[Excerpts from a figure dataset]
====

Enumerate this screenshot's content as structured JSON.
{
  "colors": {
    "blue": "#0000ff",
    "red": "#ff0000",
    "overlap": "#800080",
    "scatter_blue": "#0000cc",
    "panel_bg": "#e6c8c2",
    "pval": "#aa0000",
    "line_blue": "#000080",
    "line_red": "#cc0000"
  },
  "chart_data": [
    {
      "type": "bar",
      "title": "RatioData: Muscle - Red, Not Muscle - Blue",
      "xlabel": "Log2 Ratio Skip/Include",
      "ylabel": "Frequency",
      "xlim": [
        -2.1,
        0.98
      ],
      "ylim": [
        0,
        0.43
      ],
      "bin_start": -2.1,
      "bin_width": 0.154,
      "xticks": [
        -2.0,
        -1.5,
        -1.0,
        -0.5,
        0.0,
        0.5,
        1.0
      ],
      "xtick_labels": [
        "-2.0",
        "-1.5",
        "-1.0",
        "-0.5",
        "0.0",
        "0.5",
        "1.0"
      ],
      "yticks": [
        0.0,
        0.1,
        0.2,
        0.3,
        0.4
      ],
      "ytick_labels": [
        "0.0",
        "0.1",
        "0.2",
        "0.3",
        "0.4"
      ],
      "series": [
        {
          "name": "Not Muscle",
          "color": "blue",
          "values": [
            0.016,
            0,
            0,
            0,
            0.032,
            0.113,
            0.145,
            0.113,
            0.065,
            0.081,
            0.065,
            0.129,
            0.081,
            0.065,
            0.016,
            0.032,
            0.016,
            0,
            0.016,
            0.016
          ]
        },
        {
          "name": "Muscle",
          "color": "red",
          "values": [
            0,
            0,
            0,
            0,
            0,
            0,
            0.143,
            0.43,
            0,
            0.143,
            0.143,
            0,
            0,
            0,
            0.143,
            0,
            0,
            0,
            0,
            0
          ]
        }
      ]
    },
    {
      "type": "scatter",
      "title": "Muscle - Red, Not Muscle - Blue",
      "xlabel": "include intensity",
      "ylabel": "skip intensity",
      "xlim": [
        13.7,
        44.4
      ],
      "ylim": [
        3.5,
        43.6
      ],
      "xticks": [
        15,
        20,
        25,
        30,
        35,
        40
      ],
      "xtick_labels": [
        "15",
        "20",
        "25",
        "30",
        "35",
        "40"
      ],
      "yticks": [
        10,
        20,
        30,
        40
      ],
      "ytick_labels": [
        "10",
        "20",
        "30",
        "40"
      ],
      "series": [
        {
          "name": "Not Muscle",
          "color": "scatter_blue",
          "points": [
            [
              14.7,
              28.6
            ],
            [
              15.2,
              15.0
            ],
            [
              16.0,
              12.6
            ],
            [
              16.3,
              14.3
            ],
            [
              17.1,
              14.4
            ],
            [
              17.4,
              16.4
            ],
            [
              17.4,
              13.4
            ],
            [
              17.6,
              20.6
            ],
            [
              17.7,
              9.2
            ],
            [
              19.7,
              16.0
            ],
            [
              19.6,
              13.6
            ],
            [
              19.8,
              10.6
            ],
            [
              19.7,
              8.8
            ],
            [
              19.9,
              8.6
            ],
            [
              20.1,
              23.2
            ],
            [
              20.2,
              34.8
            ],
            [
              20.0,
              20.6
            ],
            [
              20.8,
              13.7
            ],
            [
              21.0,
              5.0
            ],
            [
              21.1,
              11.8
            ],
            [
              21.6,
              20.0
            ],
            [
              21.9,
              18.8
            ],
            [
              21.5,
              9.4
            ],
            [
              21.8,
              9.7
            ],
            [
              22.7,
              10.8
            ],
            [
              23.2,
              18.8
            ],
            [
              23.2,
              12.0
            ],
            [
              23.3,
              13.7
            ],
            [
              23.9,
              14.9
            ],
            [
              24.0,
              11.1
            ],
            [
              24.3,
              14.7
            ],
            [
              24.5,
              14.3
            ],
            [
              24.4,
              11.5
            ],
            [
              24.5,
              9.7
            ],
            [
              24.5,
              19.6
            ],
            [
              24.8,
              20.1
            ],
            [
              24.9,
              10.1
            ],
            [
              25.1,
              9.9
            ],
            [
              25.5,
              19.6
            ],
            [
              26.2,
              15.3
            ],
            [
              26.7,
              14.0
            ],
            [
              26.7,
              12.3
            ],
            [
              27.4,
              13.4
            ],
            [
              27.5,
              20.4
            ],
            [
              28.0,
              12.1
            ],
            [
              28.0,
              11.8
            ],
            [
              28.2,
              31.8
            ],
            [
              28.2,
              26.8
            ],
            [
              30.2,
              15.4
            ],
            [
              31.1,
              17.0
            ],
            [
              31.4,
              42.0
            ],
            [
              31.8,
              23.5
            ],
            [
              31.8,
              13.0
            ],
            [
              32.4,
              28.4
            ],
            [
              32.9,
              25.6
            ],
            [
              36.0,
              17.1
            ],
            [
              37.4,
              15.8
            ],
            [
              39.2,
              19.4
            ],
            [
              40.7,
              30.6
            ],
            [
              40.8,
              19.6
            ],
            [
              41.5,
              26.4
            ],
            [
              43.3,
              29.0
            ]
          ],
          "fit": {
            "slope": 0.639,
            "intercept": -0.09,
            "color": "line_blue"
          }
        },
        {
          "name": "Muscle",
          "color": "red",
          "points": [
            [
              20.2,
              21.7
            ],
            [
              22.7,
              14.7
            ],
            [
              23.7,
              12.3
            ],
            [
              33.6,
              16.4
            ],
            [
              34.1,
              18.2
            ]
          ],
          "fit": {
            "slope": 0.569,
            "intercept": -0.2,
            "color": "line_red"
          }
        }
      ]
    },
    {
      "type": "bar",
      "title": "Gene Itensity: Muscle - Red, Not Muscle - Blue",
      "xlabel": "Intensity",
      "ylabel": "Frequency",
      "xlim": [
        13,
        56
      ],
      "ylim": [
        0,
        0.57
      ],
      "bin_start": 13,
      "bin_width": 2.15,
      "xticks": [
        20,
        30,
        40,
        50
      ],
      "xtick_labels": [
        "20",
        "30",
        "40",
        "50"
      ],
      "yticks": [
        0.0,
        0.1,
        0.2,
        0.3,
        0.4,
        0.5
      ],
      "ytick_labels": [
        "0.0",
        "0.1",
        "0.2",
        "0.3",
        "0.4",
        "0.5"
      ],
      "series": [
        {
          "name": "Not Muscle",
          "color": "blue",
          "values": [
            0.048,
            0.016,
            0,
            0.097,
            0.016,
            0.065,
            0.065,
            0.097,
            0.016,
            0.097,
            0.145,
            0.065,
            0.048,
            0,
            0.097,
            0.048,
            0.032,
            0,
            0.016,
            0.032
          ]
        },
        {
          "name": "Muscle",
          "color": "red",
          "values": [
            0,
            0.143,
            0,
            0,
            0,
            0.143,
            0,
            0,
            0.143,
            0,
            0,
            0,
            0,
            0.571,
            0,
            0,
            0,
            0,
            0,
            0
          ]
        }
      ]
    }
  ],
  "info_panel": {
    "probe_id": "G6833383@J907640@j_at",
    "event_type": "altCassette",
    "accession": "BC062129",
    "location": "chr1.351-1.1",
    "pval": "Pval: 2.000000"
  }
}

====

→ Required task:
Nothing should be left out: return all of the records exactly.

→ Output:
Enumerate this screenshot's content as structured JSON.
{
  "colors": {
    "blue": "#0000ff",
    "red": "#ff0000",
    "overlap": "#800080",
    "scatter_blue": "#0000cc",
    "panel_bg": "#e6c8c2",
    "pval": "#aa0000",
    "line_blue": "#000080",
    "line_red": "#cc0000"
  },
  "chart_data": [
    {
      "type": "bar",
      "title": "RatioData: Muscle - Red, Not Muscle - Blue",
      "xlabel": "Log2 Ratio Skip/Include",
      "ylabel": "Frequency",
      "xlim": [
        -2.1,
        0.98
      ],
      "ylim": [
        0,
        0.43
      ],
      "bin_start": -2.1,
      "bin_width": 0.154,
      "xticks": [
        -2.0,
        -1.5,
        -1.0,
        -0.5,
        0.0,
        0.5,
        1.0
      ],
      "xtick_labels": [
        "-2.0",
        "-1.5",
        "-1.0",
        "-0.5",
        "0.0",
        "0.5",
        "1.0"
      ],
      "yticks": [
        0.0,
        0.1,
        0.2,
        0.3,
        0.4
      ],
      "ytick_labels": [
        "0.0",
        "0.1",
        "0.2",
        "0.3",
        "0.4"
      ],
      "series": [
        {
          "name": "Not Muscle",
          "color": "blue",
          "values": [
            0.016,
            0,
            0,
            0,
            0.032,
            0.113,
            0.145,
            0.113,
            0.065,
            0.081,
            0.065,
            0.129,
            0.081,
            0.065,
            0.016,
            0.032,
            0.016,
            0,
            0.016,
            0.016
          ]
        },
        {
          "name": "Muscle",
          "color": "red",
          "values": [
            0,
            0,
            0,
            0,
            0,
            0,
            0.143,
            0.43,
            0,
            0.143,
            0.143,
            0,
            0,
            0,
            0.143,
            0,
            0,
            0,
            0,
            0
          ]
        }
      ]
    },
    {
      "type": "scatter",
      "title": "Muscle - Red, Not Muscle - Blue",
      "xlabel": "include intensity",
      "ylabel": "skip intensity",
      "xlim": [
        13.7,
        44.4
      ],
      "ylim": [
        3.5,
        43.6
      ],
      "xticks": [
        15,
        20,
        25,
        30,
        35,
        40
      ],
      "xtick_labels": [
        "15",
        "20",
        "25",
        "30",
        "35",
        "40"
      ],
      "yticks": [
        10,
        20,
        30,
        40
      ],
      "ytick_labels": [
        "10",
        "20",
        "30",
        "40"
      ],
      "series": [
        {
          "name": "Not Muscle",
          "color": "scatter_blue",
          "points": [
            [
              14.7,
              28.6
            ],
            [
              15.2,
              15.0
            ],
            [
              16.0,
              12.6
            ],
            [
              16.3,
              14.3
            ],
            [
              17.1,
              14.4
            ],
            [
              17.4,
              16.4
            ],
            [
              17.4,
              13.4
            ],
            [
              17.6,
              20.6
            ],
            [
              17.7,
              9.2
            ],
            [
              19.7,
              16.0
            ],
            [
              19.6,
              13.6
            ],
            [
              19.8,
              10.6
            ],
            [
              19.7,
              8.8
            ],
            [
              19.9,
              8.6
            ],
            [
              20.1,
              23.2
            ],
            [
              20.2,
              34.8
            ],
            [
              20.0,
              20.6
            ],
            [
              20.8,
              13.7
            ],
            [
              21.0,
              5.0
            ],
            [
              21.1,
              11.8
            ],
            [
              21.6,
              20.0
            ],
            [
              21.9,
              18.8
            ],
            [
              21.5,
              9.4
            ],
            [
              21.8,
              9.7
            ],
            [
              22.7,
              10.8
            ],
            [
              23.2,
              18.8
            ],
            [
              23.2,
              12.0
            ],
            [
              23.3,
              13.7
            ],
            [
              23.9,
              14.9
            ],
            [
              24.0,
              11.1
            ],
            [
              24.3,
              14.7
            ],
            [
              24.5,
              14.3
            ],
            [
              24.4,
              11.5
            ],
            [
              24.5,
              9.7
            ],
            [
              24.5,
              19.6
            ],
            [
              24.8,
              20.1
            ],
            [
              24.9,
              10.1
            ],
            [
              25.1,
              9.9
            ],
            [
              25.5,
              19.6
            ],
            [
              26.2,
              15.3
            ],
            [
              26.7,
              14.0
            ],
            [
              26.7,
              12.3
            ],
            [
              27.4,
              13.4
            ],
            [
              27.5,
              20.4
            ],
            [
              28.0,
              12.1
            ],
            [
              28.0,
              11.8
            ],
            [
              28.2,
              31.8
            ],
            [
              28.2,
              26.8
            ],
            [
              30.2,
              15.4
            ],
            [
              31.1,
              17.0
            ],
            [
              31.4,
              42.0
            ],
            [
              31.8,
              23.5
            ],
            [
              31.8,
              13.0
            ],
            [
              32.4,
              28.4
            ],
            [
              32.9,
              25.6
            ],
            [
              36.0,
              17.1
            ],
            [
              37.4,
              15.8
            ],
            [
              39.2,
              19.4
            ],
            [
              40.7,
              30.6
            ],
            [
              40.8,
              19.6
            ],
            [
              41.5,
              26.4
            ],
            [
              43.3,
              29.0
            ]
          ],
          "fit": {
            "slope": 0.639,
            "intercept": -0.09,
            "color": "line_blue"
          }
        },
        {
          "name": "Muscle",
          "color": "red",
          "points": [
            [
              20.2,
              21.7
            ],
            [
              22.7,
              14.7
            ],
            [
              23.7,
              12.3
            ],
            [
              33.6,
              16.4
            ],
            [
              34.1,
              18.2
            ]
          ],
          "fit": {
            "slope": 0.569,
            "intercept": -0.2,
            "color": "line_red"
          }
        }
      ]
    },
    {
      "type": "bar",
      "title": "Gene Itensity: Muscle - Red, Not Muscle - Blue",
      "xlabel": "Intensity",
      "ylabel": "Frequency",
      "xlim": [
        13,
        56
      ],
      "ylim": [
        0,
        0.57
      ],
      "bin_start": 13,
      "bin_width": 2.15,
      "xticks": [
        20,
        30,
        40,
        50
      ],
      "xtick_labels": [
        "20",
        "30",
        "40",
        "50"
      ],
      "yticks": [
        0.0,
        0.1,
        0.2,
        0.3,
        0.4,
        0.5
      ],
      "ytick_labels": [
        "0.0",
        "0.1",
        "0.2",
        "0.3",
        "0.4",
        "0.5"
      ],
      "series": [
        {
          "name": "Not Muscle",
          "color": "blue",
          "values": [
            0.048,
            0.016,
            0,
            0.097,
            0.016,
            0.065,
            0.065,
            0.097,
            0.016,
            0.097,
            0.145,
            0.065,
            0.048,
            0,
            0.097,
            0.048,
            0.032,
            0,
            0.016,
            0.032
          ]
        },
        {
          "name": "Muscle",
          "color": "red",
          "values": [
            0,
            0.143,
            0,
            0,
            0,
            0.143,
            0,
            0,
            0.143,
            0,
            0,
            0,
            0,
            0.571,
            0,
            0,
            0,
            0,
            0,
            0
          ]
        }
      ]
    }
  ],
  "info_panel": {
    "probe_id": "G6833383@J907640@j_at",
    "event_type": "altCassette",
    "accession": "BC062129",
    "location": "chr1.351-1.1",
    "pval": "Pval: 2.000000"
  }
}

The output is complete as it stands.